Figure record listings
• • • • • • •

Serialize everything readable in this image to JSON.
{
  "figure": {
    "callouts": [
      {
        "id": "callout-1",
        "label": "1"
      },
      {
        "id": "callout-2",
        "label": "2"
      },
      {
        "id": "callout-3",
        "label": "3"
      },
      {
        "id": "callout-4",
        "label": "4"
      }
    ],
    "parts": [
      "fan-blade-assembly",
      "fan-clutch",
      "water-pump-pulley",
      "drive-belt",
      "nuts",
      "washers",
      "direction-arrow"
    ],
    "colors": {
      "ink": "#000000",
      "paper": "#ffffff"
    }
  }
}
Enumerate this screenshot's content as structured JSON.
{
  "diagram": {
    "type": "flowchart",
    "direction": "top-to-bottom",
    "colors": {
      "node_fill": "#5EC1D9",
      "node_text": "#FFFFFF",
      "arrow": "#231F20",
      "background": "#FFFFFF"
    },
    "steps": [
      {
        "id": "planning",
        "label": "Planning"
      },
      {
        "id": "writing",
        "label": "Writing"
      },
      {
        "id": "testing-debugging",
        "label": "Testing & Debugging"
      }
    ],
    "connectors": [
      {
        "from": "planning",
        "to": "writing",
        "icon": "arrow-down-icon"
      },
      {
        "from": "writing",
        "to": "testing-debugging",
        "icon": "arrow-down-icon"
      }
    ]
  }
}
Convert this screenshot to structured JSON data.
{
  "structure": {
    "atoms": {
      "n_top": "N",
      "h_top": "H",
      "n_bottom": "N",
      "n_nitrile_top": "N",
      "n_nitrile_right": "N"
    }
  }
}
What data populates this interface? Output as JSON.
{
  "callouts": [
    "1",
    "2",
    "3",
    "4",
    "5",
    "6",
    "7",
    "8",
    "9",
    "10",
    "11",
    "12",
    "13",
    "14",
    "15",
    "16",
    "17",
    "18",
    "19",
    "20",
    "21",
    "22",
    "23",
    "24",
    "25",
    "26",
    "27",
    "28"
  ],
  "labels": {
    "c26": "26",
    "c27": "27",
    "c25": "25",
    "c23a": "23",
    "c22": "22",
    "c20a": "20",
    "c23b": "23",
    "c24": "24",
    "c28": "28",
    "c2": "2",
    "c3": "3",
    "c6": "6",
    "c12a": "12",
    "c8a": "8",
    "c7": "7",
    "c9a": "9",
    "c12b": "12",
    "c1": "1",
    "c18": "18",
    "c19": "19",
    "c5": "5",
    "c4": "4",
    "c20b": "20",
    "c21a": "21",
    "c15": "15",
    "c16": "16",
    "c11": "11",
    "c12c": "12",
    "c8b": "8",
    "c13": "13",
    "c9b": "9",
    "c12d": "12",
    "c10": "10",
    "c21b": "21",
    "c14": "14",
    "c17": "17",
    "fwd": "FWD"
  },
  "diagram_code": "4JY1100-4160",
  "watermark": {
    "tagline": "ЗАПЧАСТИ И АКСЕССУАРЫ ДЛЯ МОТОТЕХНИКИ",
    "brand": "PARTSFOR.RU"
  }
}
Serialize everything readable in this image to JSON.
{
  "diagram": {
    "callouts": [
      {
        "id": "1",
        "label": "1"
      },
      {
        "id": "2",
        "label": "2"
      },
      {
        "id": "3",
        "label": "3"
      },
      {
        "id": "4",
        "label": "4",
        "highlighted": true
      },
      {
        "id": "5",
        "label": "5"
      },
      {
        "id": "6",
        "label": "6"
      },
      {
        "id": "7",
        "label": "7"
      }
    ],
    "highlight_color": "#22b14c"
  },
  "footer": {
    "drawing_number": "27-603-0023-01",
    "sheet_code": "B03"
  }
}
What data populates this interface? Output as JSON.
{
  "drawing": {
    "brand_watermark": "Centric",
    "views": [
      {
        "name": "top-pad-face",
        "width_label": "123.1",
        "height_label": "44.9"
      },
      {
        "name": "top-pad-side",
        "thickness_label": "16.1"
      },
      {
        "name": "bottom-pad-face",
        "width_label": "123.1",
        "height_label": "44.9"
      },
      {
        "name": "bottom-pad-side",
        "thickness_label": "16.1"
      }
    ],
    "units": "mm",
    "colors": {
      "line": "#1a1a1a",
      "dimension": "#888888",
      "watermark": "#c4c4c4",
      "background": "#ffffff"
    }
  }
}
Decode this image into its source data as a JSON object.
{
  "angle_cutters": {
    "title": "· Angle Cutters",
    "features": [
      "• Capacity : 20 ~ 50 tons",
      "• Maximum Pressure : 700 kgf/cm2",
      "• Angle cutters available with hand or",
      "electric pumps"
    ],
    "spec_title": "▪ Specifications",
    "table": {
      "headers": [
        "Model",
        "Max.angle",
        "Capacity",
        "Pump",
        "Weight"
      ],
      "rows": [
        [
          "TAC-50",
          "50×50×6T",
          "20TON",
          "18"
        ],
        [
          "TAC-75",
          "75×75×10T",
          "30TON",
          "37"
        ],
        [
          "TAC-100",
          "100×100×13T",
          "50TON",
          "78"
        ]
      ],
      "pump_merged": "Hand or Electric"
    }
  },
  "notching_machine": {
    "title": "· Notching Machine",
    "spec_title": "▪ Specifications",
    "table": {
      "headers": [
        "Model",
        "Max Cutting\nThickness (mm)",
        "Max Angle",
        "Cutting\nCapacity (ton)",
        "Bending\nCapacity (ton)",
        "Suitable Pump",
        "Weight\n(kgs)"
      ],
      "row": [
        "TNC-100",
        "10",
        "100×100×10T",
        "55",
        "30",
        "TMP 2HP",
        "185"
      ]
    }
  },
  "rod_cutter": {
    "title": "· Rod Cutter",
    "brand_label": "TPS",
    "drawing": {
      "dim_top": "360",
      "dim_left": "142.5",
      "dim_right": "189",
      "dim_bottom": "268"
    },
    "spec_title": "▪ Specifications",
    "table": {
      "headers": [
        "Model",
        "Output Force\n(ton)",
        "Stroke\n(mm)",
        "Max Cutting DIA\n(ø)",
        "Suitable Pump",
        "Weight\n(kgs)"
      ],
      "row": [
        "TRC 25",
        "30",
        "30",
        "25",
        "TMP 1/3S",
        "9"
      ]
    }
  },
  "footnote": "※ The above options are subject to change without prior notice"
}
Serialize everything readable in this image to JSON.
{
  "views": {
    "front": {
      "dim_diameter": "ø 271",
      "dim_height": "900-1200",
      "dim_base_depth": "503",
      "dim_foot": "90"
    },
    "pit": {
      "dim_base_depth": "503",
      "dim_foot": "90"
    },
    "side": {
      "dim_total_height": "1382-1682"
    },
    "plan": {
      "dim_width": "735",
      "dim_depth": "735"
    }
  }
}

• • • • • • •

#### Exercise description
Your task is to give the records above again, exactly.

#### Worked answer
Serialize everything readable in this image to JSON.
{
  "figure": {
    "callouts": [
      {
        "id": "callout-1",
        "label": "1"
      },
      {
        "id": "callout-2",
        "label": "2"
      },
      {
        "id": "callout-3",
        "label": "3"
      },
      {
        "id": "callout-4",
        "label": "4"
      }
    ],
    "parts": [
      "fan-blade-assembly",
      "fan-clutch",
      "water-pump-pulley",
      "drive-belt",
      "nuts",
      "washers",
      "direction-arrow"
    ],
    "colors": {
      "ink": "#000000",
      "paper": "#ffffff"
    }
  }
}
Enumerate this screenshot's content as structured JSON.
{
  "diagram": {
    "type": "flowchart",
    "direction": "top-to-bottom",
    "colors": {
      "node_fill": "#5EC1D9",
      "node_text": "#FFFFFF",
      "arrow": "#231F20",
      "background": "#FFFFFF"
    },
    "steps": [
      {
        "id": "planning",
        "label": "Planning"
      },
      {
        "id": "writing",
        "label": "Writing"
      },
      {
        "id": "testing-debugging",
        "label": "Testing & Debugging"
      }
    ],
    "connectors": [
      {
        "from": "planning",
        "to": "writing",
        "icon": "arrow-down-icon"
      },
      {
        "from": "writing",
        "to": "testing-debugging",
        "icon": "arrow-down-icon"
      }
    ]
  }
}
Convert this screenshot to structured JSON data.
{
  "structure": {
    "atoms": {
      "n_top": "N",
      "h_top": "H",
      "n_bottom": "N",
      "n_nitrile_top": "N",
      "n_nitrile_right": "N"
    }
  }
}
What data populates this interface? Output as JSON.
{
  "callouts": [
    "1",
    "2",
    "3",
    "4",
    "5",
    "6",
    "7",
    "8",
    "9",
    "10",
    "11",
    "12",
    "13",
    "14",
    "15",
    "16",
    "17",
    "18",
    "19",
    "20",
    "21",
    "22",
    "23",
    "24",
    "25",
    "26",
    "27",
    "28"
  ],
  "labels": {
    "c26": "26",
    "c27": "27",
    "c25": "25",
    "c23a": "23",
    "c22": "22",
    "c20a": "20",
    "c23b": "23",
    "c24": "24",
    "c28": "28",
    "c2": "2",
    "c3": "3",
    "c6": "6",
    "c12a": "12",
    "c8a": "8",
    "c7": "7",
    "c9a": "9",
    "c12b": "12",
    "c1": "1",
    "c18": "18",
    "c19": "19",
    "c5": "5",
    "c4": "4",
    "c20b": "20",
    "c21a": "21",
    "c15": "15",
    "c16": "16",
    "c11": "11",
    "c12c": "12",
    "c8b": "8",
    "c13": "13",
    "c9b": "9",
    "c12d": "12",
    "c10": "10",
    "c21b": "21",
    "c14": "14",
    "c17": "17",
    "fwd": "FWD"
  },
  "diagram_code": "4JY1100-4160",
  "watermark": {
    "tagline": "ЗАПЧАСТИ И АКСЕССУАРЫ ДЛЯ МОТОТЕХНИКИ",
    "brand": "PARTSFOR.RU"
  }
}
Serialize everything readable in this image to JSON.
{
  "diagram": {
    "callouts": [
      {
        "id": "1",
        "label": "1"
      },
      {
        "id": "2",
        "label": "2"
      },
      {
        "id": "3",
        "label": "3"
      },
      {
        "id": "4",
        "label": "4",
        "highlighted": true
      },
      {
        "id": "5",
        "label": "5"
      },
      {
        "id": "6",
        "label": "6"
      },
      {
        "id": "7",
        "label": "7"
      }
    ],
    "highlight_color": "#22b14c"
  },
  "footer": {
    "drawing_number": "27-603-0023-01",
    "sheet_code": "B03"
  }
}
What data populates this interface? Output as JSON.
{
  "drawing": {
    "brand_watermark": "Centric",
    "views": [
      {
        "name": "top-pad-face",
        "width_label": "123.1",
        "height_label": "44.9"
      },
      {
        "name": "top-pad-side",
        "thickness_label": "16.1"
      },
      {
        "name": "bottom-pad-face",
        "width_label": "123.1",
        "height_label": "44.9"
      },
      {
        "name": "bottom-pad-side",
        "thickness_label": "16.1"
      }
    ],
    "units": "mm",
    "colors": {
      "line": "#1a1a1a",
      "dimension": "#888888",
      "watermark": "#c4c4c4",
      "background": "#ffffff"
    }
  }
}
Decode this image into its source data as a JSON object.
{
  "angle_cutters": {
    "title": "· Angle Cutters",
    "features": [
      "• Capacity : 20 ~ 50 tons",
      "• Maximum Pressure : 700 kgf/cm2",
      "• Angle cutters available with hand or",
      "electric pumps"
    ],
    "spec_title": "▪ Specifications",
    "table": {
      "headers": [
        "Model",
        "Max.angle",
        "Capacity",
        "Pump",
        "Weight"
      ],
      "rows": [
        [
          "TAC-50",
          "50×50×6T",
          "20TON",
          "18"
        ],
        [
          "TAC-75",
          "75×75×10T",
          "30TON",
          "37"
        ],
        [
          "TAC-100",
          "100×100×13T",
          "50TON",
          "78"
        ]
      ],
      "pump_merged": "Hand or Electric"
    }
  },
  "notching_machine": {
    "title": "· Notching Machine",
    "spec_title": "▪ Specifications",
    "table": {
      "headers": [
        "Model",
        "Max Cutting\nThickness (mm)",
        "Max Angle",
        "Cutting\nCapacity (ton)",
        "Bending\nCapacity (ton)",
        "Suitable Pump",
        "Weight\n(kgs)"
      ],
      "row": [
        "TNC-100",
        "10",
        "100×100×10T",
        "55",
        "30",
        "TMP 2HP",
        "185"
      ]
    }
  },
  "rod_cutter": {
    "title": "· Rod Cutter",
    "brand_label": "TPS",
    "drawing": {
      "dim_top": "360",
      "dim_left": "142.5",
      "dim_right": "189",
      "dim_bottom": "268"
    },
    "spec_title": "▪ Specifications",
    "table": {
      "headers": [
        "Model",
        "Output Force\n(ton)",
        "Stroke\n(mm)",
        "Max Cutting DIA\n(ø)",
        "Suitable Pump",
        "Weight\n(kgs)"
      ],
      "row": [
        "TRC 25",
        "30",
        "30",
        "25",
        "TMP 1/3S",
        "9"
      ]
    }
  },
  "footnote": "※ The above options are subject to change without prior notice"
}
Serialize everything readable in this image to JSON.
{
  "views": {
    "front": {
      "dim_diameter": "ø 271",
      "dim_height": "900-1200",
      "dim_base_depth": "503",
      "dim_foot": "90"
    },
    "pit": {
      "dim_base_depth": "503",
      "dim_foot": "90"
    },
    "side": {
      "dim_total_height": "1382-1682"
    },
    "plan": {
      "dim_width": "735",
      "dim_depth": "735"
    }
  }
}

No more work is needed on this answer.